Records excerpted from a collection:
▬▬▬▬▬▬▬▬▬▬
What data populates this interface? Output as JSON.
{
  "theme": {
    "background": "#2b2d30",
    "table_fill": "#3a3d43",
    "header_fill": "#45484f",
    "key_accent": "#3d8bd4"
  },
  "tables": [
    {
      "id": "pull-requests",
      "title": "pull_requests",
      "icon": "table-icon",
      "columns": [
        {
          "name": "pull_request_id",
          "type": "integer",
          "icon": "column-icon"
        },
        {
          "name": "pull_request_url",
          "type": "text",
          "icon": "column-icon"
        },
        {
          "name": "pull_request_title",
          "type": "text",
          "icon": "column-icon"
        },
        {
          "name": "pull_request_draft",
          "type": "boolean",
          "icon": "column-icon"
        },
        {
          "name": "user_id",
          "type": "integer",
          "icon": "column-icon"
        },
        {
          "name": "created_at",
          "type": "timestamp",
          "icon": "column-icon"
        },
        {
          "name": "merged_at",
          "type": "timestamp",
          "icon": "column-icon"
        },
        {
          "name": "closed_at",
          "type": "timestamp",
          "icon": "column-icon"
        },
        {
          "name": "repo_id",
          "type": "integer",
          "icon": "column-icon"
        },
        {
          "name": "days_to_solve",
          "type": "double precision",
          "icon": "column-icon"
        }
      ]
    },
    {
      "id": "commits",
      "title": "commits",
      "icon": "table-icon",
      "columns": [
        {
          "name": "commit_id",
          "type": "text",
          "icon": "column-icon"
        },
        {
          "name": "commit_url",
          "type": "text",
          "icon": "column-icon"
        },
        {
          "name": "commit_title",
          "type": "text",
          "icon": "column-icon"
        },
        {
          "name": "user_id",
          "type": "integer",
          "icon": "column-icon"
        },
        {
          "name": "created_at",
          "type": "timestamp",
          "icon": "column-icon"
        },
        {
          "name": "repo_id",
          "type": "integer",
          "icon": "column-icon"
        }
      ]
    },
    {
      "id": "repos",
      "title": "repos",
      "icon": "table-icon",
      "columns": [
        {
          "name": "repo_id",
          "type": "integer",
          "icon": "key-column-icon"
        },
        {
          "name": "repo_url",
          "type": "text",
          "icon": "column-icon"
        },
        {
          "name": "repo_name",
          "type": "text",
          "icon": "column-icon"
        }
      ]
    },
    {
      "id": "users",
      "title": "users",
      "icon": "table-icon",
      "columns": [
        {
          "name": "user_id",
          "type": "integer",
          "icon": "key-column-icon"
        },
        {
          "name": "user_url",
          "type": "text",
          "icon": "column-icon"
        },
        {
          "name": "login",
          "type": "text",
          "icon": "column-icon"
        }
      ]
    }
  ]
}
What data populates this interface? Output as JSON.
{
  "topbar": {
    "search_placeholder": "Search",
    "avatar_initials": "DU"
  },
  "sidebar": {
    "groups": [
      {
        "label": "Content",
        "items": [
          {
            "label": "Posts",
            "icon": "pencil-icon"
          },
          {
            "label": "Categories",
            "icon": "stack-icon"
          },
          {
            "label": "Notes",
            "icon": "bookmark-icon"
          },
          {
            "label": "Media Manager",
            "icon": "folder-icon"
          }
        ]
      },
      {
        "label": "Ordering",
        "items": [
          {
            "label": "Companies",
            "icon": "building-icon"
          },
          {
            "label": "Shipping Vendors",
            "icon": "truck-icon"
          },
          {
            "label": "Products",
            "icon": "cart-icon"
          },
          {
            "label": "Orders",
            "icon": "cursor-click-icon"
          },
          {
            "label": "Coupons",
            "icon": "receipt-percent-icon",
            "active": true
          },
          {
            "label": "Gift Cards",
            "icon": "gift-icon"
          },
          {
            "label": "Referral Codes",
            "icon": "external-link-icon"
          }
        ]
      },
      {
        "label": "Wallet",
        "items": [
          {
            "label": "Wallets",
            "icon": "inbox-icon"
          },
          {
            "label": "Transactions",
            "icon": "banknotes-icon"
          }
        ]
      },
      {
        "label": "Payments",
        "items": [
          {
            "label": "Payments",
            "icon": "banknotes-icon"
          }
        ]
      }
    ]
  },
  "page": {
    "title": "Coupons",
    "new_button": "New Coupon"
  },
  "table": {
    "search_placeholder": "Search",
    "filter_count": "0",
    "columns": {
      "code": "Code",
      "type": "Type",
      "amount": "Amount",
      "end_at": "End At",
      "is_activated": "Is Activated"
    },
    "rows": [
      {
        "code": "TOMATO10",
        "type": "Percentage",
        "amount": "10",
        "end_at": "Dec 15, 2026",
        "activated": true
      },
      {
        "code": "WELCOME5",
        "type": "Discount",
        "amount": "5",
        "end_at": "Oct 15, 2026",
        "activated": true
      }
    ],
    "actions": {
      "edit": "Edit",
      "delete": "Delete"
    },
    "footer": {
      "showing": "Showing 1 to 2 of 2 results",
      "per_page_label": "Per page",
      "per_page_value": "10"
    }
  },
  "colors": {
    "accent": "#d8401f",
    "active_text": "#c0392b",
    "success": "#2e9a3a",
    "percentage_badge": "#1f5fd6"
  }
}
▬▬▬▬▬▬▬▬▬▬
*What you have to do*:
Please output the entries above, every line exactly as it reads.

*Output for this task*:
What data populates this interface? Output as JSON.
{
  "theme": {
    "background": "#2b2d30",
    "table_fill": "#3a3d43",
    "header_fill": "#45484f",
    "key_accent": "#3d8bd4"
  },
  "tables": [
    {
      "id": "pull-requests",
      "title": "pull_requests",
      "icon": "table-icon",
      "columns": [
        {
          "name": "pull_request_id",
          "type": "integer",
          "icon": "column-icon"
        },
        {
          "name": "pull_request_url",
          "type": "text",
          "icon": "column-icon"
        },
        {
          "name": "pull_request_title",
          "type": "text",
          "icon": "column-icon"
        },
        {
          "name": "pull_request_draft",
          "type": "boolean",
          "icon": "column-icon"
        },
        {
          "name": "user_id",
          "type": "integer",
          "icon": "column-icon"
        },
        {
          "name": "created_at",
          "type": "timestamp",
          "icon": "column-icon"
        },
        {
          "name": "merged_at",
          "type": "timestamp",
          "icon": "column-icon"
        },
        {
          "name": "closed_at",
          "type": "timestamp",
          "icon": "column-icon"
        },
        {
          "name": "repo_id",
          "type": "integer",
          "icon": "column-icon"
        },
        {
          "name": "days_to_solve",
          "type": "double precision",
          "icon": "column-icon"
        }
      ]
    },
    {
      "id": "commits",
      "title": "commits",
      "icon": "table-icon",
      "columns": [
        {
          "name": "commit_id",
          "type": "text",
          "icon": "column-icon"
        },
        {
          "name": "commit_url",
          "type": "text",
          "icon": "column-icon"
        },
        {
          "name": "commit_title",
          "type": "text",
          "icon": "column-icon"
        },
        {
          "name": "user_id",
          "type": "integer",
          "icon": "column-icon"
        },
        {
          "name": "created_at",
          "type": "timestamp",
          "icon": "column-icon"
        },
        {
          "name": "repo_id",
          "type": "integer",
          "icon": "column-icon"
        }
      ]
    },
    {
      "id": "repos",
      "title": "repos",
      "icon": "table-icon",
      "columns": [
        {
          "name": "repo_id",
          "type": "integer",
          "icon": "key-column-icon"
        },
        {
          "name": "repo_url",
          "type": "text",
          "icon": "column-icon"
        },
        {
          "name": "repo_name",
          "type": "text",
          "icon": "column-icon"
        }
      ]
    },
    {
      "id": "users",
      "title": "users",
      "icon": "table-icon",
      "columns": [
        {
          "name": "user_id",
          "type": "integer",
          "icon": "key-column-icon"
        },
        {
          "name": "user_url",
          "type": "text",
          "icon": "column-icon"
        },
        {
          "name": "login",
          "type": "text",
          "icon": "column-icon"
        }
      ]
    }
  ]
}
What data populates this interface? Output as JSON.
{
  "topbar": {
    "search_placeholder": "Search",
    "avatar_initials": "DU"
  },
  "sidebar": {
    "groups": [
      {
        "label": "Content",
        "items": [
          {
            "label": "Posts",
            "icon": "pencil-icon"
          },
          {
            "label": "Categories",
            "icon": "stack-icon"
          },
          {
            "label": "Notes",
            "icon": "bookmark-icon"
          },
          {
            "label": "Media Manager",
            "icon": "folder-icon"
          }
        ]
      },
      {
        "label": "Ordering",
        "items": [
          {
            "label": "Companies",
            "icon": "building-icon"
          },
          {
            "label": "Shipping Vendors",
            "icon": "truck-icon"
          },
          {
            "label": "Products",
            "icon": "cart-icon"
          },
          {
            "label": "Orders",
            "icon": "cursor-click-icon"
          },
          {
            "label": "Coupons",
            "icon": "receipt-percent-icon",
            "active": true
          },
          {
            "label": "Gift Cards",
            "icon": "gift-icon"
          },
          {
            "label": "Referral Codes",
            "icon": "external-link-icon"
          }
        ]
      },
      {
        "label": "Wallet",
        "items": [
          {
            "label": "Wallets",
            "icon": "inbox-icon"
          },
          {
            "label": "Transactions",
            "icon": "banknotes-icon"
          }
        ]
      },
      {
        "label": "Payments",
        "items": [
          {
            "label": "Payments",
            "icon": "banknotes-icon"
          }
        ]
      }
    ]
  },
  "page": {
    "title": "Coupons",
    "new_button": "New Coupon"
  },
  "table": {
    "search_placeholder": "Search",
    "filter_count": "0",
    "columns": {
      "code": "Code",
      "type": "Type",
      "amount": "Amount",
      "end_at": "End At",
      "is_activated": "Is Activated"
    },
    "rows": [
      {
        "code": "TOMATO10",
        "type": "Percentage",
        "amount": "10",
        "end_at": "Dec 15, 2026",
        "activated": true
      },
      {
        "code": "WELCOME5",
        "type": "Discount",
        "amount": "5",
        "end_at": "Oct 15, 2026",
        "activated": true
      }
    ],
    "actions": {
      "edit": "Edit",
      "delete": "Delete"
    },
    "footer": {
      "showing": "Showing 1 to 2 of 2 results",
      "per_page_label": "Per page",
      "per_page_value": "10"
    }
  },
  "colors": {
    "accent": "#d8401f",
    "active_text": "#c0392b",
    "success": "#2e9a3a",
    "percentage_badge": "#1f5fd6"
  }
}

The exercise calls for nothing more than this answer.